YOUR INSTRUCTIONS
Locate every line that holds the string "ffffff" and copy it.

DATA FOR THE TASK
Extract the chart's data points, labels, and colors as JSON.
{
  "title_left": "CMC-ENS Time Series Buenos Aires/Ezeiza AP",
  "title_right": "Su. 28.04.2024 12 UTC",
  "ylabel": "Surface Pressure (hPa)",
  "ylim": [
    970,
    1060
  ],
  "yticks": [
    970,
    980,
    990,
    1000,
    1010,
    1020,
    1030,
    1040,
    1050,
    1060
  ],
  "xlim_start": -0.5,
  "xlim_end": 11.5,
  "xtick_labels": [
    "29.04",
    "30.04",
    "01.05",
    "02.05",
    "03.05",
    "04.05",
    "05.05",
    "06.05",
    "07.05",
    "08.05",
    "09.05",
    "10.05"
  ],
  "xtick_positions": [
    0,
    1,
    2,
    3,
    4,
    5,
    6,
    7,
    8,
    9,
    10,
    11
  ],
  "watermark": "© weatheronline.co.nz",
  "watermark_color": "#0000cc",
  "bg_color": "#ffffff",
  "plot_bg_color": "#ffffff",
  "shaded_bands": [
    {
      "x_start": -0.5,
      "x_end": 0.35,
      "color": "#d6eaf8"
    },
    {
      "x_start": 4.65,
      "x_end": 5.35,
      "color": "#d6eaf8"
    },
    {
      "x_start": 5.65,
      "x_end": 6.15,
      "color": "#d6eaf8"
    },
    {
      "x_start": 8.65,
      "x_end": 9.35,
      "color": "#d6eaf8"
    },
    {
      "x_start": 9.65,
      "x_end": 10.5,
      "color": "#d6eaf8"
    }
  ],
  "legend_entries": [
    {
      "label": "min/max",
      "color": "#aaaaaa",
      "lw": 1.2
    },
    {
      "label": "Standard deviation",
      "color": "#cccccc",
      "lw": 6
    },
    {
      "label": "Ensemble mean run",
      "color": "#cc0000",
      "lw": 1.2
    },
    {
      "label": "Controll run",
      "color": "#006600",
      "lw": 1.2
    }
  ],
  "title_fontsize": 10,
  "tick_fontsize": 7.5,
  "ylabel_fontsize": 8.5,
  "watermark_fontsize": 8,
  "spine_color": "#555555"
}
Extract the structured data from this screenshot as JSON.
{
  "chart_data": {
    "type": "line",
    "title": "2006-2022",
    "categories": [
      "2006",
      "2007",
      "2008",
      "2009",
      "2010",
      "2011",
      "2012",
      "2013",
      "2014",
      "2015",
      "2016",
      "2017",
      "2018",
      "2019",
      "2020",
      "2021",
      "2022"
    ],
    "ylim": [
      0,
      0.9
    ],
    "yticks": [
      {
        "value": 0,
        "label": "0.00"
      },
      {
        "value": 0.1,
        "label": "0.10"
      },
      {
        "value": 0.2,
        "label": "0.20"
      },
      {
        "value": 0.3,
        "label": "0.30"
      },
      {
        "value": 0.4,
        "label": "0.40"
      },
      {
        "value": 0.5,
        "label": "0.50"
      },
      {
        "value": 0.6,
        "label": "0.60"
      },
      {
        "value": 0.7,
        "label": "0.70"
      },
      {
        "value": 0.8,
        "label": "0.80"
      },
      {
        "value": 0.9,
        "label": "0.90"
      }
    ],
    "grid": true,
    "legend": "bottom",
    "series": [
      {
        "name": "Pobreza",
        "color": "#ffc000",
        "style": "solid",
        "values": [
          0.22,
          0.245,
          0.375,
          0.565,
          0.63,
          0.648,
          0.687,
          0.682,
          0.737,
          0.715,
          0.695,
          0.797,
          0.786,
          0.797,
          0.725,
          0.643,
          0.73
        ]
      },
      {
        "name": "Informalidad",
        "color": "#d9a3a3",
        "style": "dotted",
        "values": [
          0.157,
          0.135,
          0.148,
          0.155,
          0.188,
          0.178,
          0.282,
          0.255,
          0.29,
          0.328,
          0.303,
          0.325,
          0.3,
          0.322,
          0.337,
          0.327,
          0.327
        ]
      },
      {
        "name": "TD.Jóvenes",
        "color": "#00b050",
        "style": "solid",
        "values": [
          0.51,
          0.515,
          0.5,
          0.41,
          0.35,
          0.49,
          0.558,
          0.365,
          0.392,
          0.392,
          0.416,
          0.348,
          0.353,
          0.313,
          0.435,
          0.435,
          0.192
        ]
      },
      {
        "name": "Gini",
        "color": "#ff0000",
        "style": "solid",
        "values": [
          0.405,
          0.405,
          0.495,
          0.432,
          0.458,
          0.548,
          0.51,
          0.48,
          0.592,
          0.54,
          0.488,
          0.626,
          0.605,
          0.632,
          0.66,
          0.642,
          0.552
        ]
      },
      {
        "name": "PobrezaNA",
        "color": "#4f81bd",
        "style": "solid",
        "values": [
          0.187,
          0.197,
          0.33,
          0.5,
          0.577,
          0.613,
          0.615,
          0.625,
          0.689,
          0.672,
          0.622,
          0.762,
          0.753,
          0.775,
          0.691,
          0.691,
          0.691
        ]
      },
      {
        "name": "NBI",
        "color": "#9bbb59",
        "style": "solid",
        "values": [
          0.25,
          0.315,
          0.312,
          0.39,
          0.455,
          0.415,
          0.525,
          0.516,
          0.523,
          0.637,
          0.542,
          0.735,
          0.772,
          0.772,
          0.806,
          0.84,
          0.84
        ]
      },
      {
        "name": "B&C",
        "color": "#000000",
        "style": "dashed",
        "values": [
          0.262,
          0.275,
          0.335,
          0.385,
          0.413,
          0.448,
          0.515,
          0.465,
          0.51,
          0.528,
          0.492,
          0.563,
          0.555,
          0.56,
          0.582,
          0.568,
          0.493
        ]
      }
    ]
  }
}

CORRECT ANSWER
  "bg_color": "#ffffff",
  "plot_bg_color": "#ffffff",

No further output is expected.